[start MATERIALS PROVIDED]

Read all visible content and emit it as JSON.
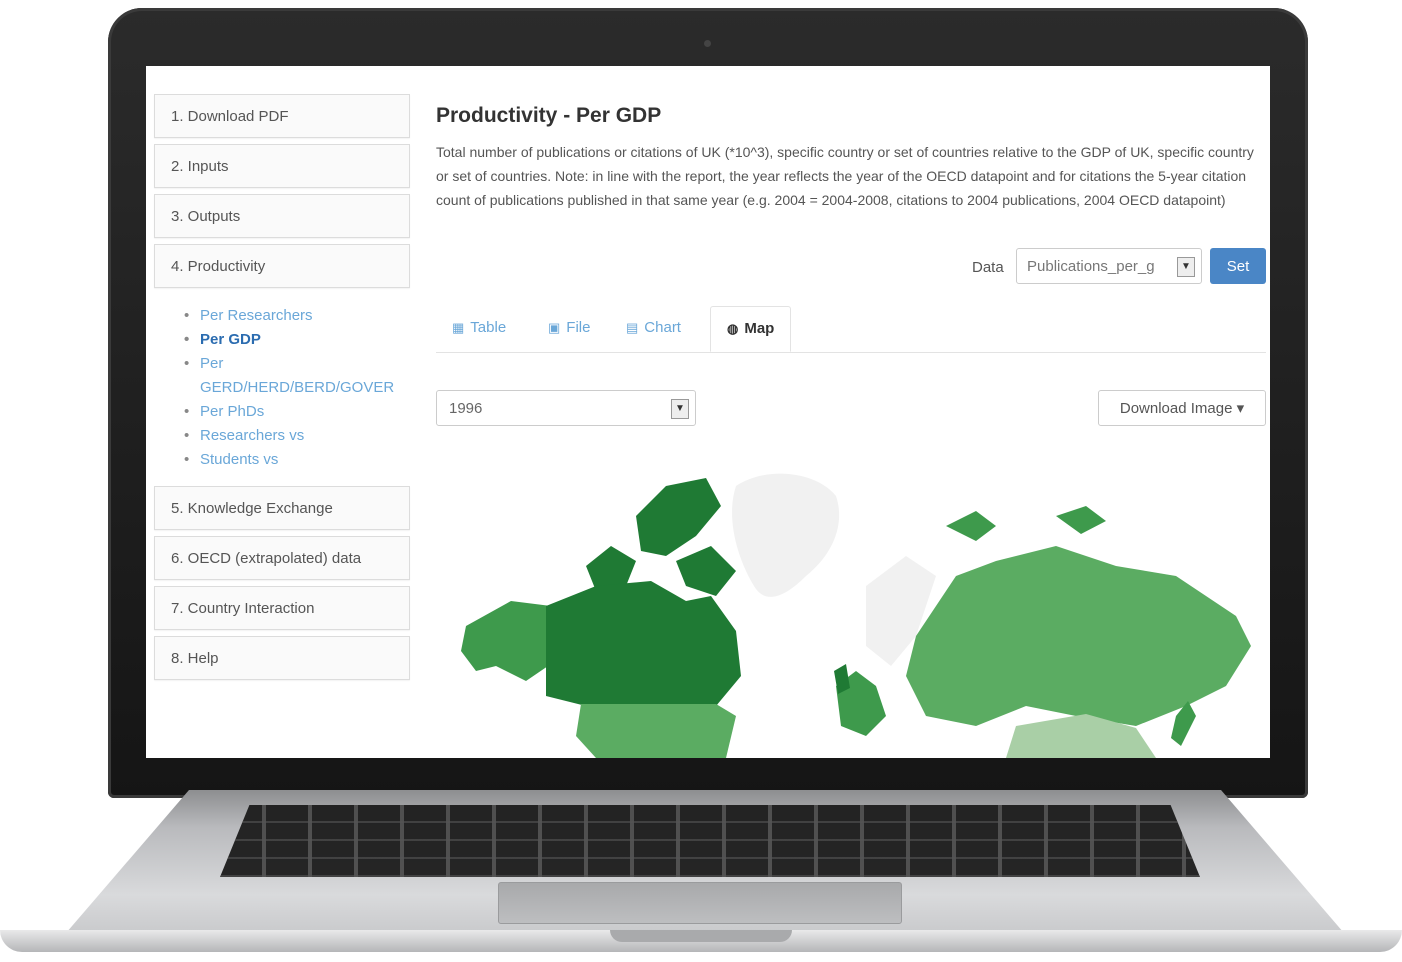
{
  "sidebar": {
    "items": [
      {
        "label": "1. Download PDF"
      },
      {
        "label": "2. Inputs"
      },
      {
        "label": "3. Outputs"
      },
      {
        "label": "4. Productivity"
      },
      {
        "label": "5. Knowledge Exchange"
      },
      {
        "label": "6. OECD (extrapolated) data"
      },
      {
        "label": "7. Country Interaction"
      },
      {
        "label": "8. Help"
      }
    ],
    "subitems": [
      {
        "label": "Per Researchers"
      },
      {
        "label": "Per GDP"
      },
      {
        "label": "Per GERD/HERD/BERD/GOVER"
      },
      {
        "label": "Per PhDs"
      },
      {
        "label": "Researchers vs"
      },
      {
        "label": "Students vs"
      }
    ]
  },
  "main": {
    "title": "Productivity - Per GDP",
    "description": "Total number of publications or citations of UK (*10^3), specific country or set of countries relative to the GDP of UK, specific country or set of countries. Note: in line with the report, the year reflects the year of the OECD datapoint and for citations the 5-year citation count of publications published in that same year (e.g. 2004 = 2004-2008, citations to 2004 publications, 2004 OECD datapoint)",
    "data_label": "Data",
    "data_value": "Publications_per_g",
    "set_label": "Set",
    "tabs": [
      {
        "label": "Table",
        "icon": "table-icon"
      },
      {
        "label": "File",
        "icon": "save-icon"
      },
      {
        "label": "Chart",
        "icon": "chart-icon"
      },
      {
        "label": "Map",
        "icon": "globe-icon"
      }
    ],
    "active_tab": "Map",
    "year_value": "1996",
    "download_label": "Download Image ▾"
  },
  "colors": {
    "map_dark": "#1f7a34",
    "map_mid": "#3e9a4c",
    "map_light": "#7cc07e",
    "map_pale": "#a9cfa6",
    "map_empty": "#f1f1f1",
    "link": "#6aa7d8",
    "button": "#4a86c6"
  }
}
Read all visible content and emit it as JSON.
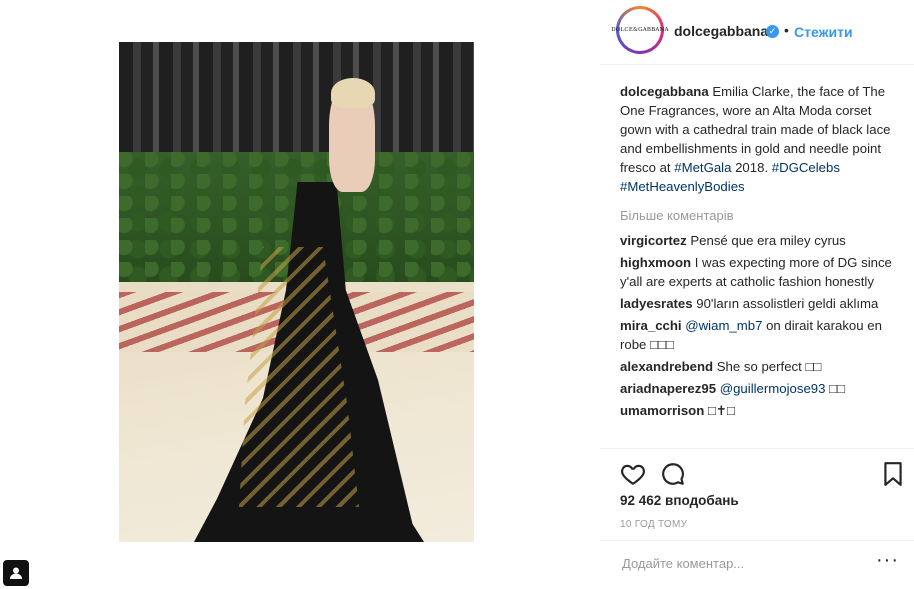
{
  "header": {
    "avatar_text": "DOLCE&GABBANA",
    "username": "dolcegabbana",
    "verified_icon": "✓",
    "separator": "•",
    "follow_label": "Стежити"
  },
  "caption": {
    "user": "dolcegabbana",
    "text_1": " Emilia Clarke, the face of The One Fragrances, wore an Alta Moda corset gown with a cathedral train made of black lace and embellishments in gold and needle point fresco at ",
    "tag_1": "#MetGala",
    "text_2": " 2018. ",
    "tag_2": "#DGCelebs",
    "tag_3": "#MetHeavenlyBodies"
  },
  "more_comments_label": "Більше коментарів",
  "comments": [
    {
      "user": "virgicortez",
      "pre": " Pensé que era miley cyrus",
      "mention": "",
      "post": ""
    },
    {
      "user": "highxmoon",
      "pre": " I was expecting more of DG since y'all are experts at catholic fashion honestly",
      "mention": "",
      "post": ""
    },
    {
      "user": "ladyesrates",
      "pre": " 90'ların assolistleri geldi aklıma",
      "mention": "",
      "post": ""
    },
    {
      "user": "mira_cchi",
      "pre": " ",
      "mention": "@wiam_mb7",
      "post": " on dirait karakou en robe □□□"
    },
    {
      "user": "alexandrebend",
      "pre": " She so perfect □□",
      "mention": "",
      "post": ""
    },
    {
      "user": "ariadnaperez95",
      "pre": " ",
      "mention": "@guillermojose93",
      "post": " □□"
    },
    {
      "user": "umamorrison",
      "pre": " □✝□",
      "mention": "",
      "post": ""
    }
  ],
  "actions": {
    "like_icon": "heart-outline-icon",
    "comment_icon": "speech-bubble-icon",
    "save_icon": "bookmark-icon"
  },
  "likes_label": "92 462 вподобань",
  "time_ago": "10 ГОД ТОМУ",
  "add_comment": {
    "placeholder": "Додайте коментар...",
    "more_label": "···"
  },
  "colors": {
    "link": "#003569",
    "accent": "#3897f0",
    "muted": "#999999"
  }
}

[end MATERIALS PROVIDED]

Print out every entry above without changing a word, and leave out the pictures.

CORRECT RESPONSE:
Read all visible content and emit it as JSON.
{
  "sidebar": {
    "items": [
      {
        "label": "1. Download PDF"
      },
      {
        "label": "2. Inputs"
      },
      {
        "label": "3. Outputs"
      },
      {
        "label": "4. Productivity"
      },
      {
        "label": "5. Knowledge Exchange"
      },
      {
        "label": "6. OECD (extrapolated) data"
      },
      {
        "label": "7. Country Interaction"
      },
      {
        "label": "8. Help"
      }
    ],
    "subitems": [
      {
        "label": "Per Researchers"
      },
      {
        "label": "Per GDP"
      },
      {
        "label": "Per GERD/HERD/BERD/GOVER"
      },
      {
        "label": "Per PhDs"
      },
      {
        "label": "Researchers vs"
      },
      {
        "label": "Students vs"
      }
    ]
  },
  "main": {
    "title": "Productivity - Per GDP",
    "description": "Total number of publications or citations of UK (*10^3), specific country or set of countries relative to the GDP of UK, specific country or set of countries. Note: in line with the report, the year reflects the year of the OECD datapoint and for citations the 5-year citation count of publications published in that same year (e.g. 2004 = 2004-2008, citations to 2004 publications, 2004 OECD datapoint)",
    "data_label": "Data",
    "data_value": "Publications_per_g",
    "set_label": "Set",
    "tabs": [
      {
        "label": "Table",
        "icon": "table-icon"
      },
      {
        "label": "File",
        "icon": "save-icon"
      },
      {
        "label": "Chart",
        "icon": "chart-icon"
      },
      {
        "label": "Map",
        "icon": "globe-icon"
      }
    ],
    "active_tab": "Map",
    "year_value": "1996",
    "download_label": "Download Image ▾"
  },
  "colors": {
    "map_dark": "#1f7a34",
    "map_mid": "#3e9a4c",
    "map_light": "#7cc07e",
    "map_pale": "#a9cfa6",
    "map_empty": "#f1f1f1",
    "link": "#6aa7d8",
    "button": "#4a86c6"
  }
}
Read all visible content and emit it as JSON.
{
  "header": {
    "avatar_text": "DOLCE&GABBANA",
    "username": "dolcegabbana",
    "verified_icon": "✓",
    "separator": "•",
    "follow_label": "Стежити"
  },
  "caption": {
    "user": "dolcegabbana",
    "text_1": " Emilia Clarke, the face of The One Fragrances, wore an Alta Moda corset gown with a cathedral train made of black lace and embellishments in gold and needle point fresco at ",
    "tag_1": "#MetGala",
    "text_2": " 2018. ",
    "tag_2": "#DGCelebs",
    "tag_3": "#MetHeavenlyBodies"
  },
  "more_comments_label": "Більше коментарів",
  "comments": [
    {
      "user": "virgicortez",
      "pre": " Pensé que era miley cyrus",
      "mention": "",
      "post": ""
    },
    {
      "user": "highxmoon",
      "pre": " I was expecting more of DG since y'all are experts at catholic fashion honestly",
      "mention": "",
      "post": ""
    },
    {
      "user": "ladyesrates",
      "pre": " 90'ların assolistleri geldi aklıma",
      "mention": "",
      "post": ""
    },
    {
      "user": "mira_cchi",
      "pre": " ",
      "mention": "@wiam_mb7",
      "post": " on dirait karakou en robe □□□"
    },
    {
      "user": "alexandrebend",
      "pre": " She so perfect □□",
      "mention": "",
      "post": ""
    },
    {
      "user": "ariadnaperez95",
      "pre": " ",
      "mention": "@guillermojose93",
      "post": " □□"
    },
    {
      "user": "umamorrison",
      "pre": " □✝□",
      "mention": "",
      "post": ""
    }
  ],
  "actions": {
    "like_icon": "heart-outline-icon",
    "comment_icon": "speech-bubble-icon",
    "save_icon": "bookmark-icon"
  },
  "likes_label": "92 462 вподобань",
  "time_ago": "10 ГОД ТОМУ",
  "add_comment": {
    "placeholder": "Додайте коментар...",
    "more_label": "···"
  },
  "colors": {
    "link": "#003569",
    "accent": "#3897f0",
    "muted": "#999999"
  }
}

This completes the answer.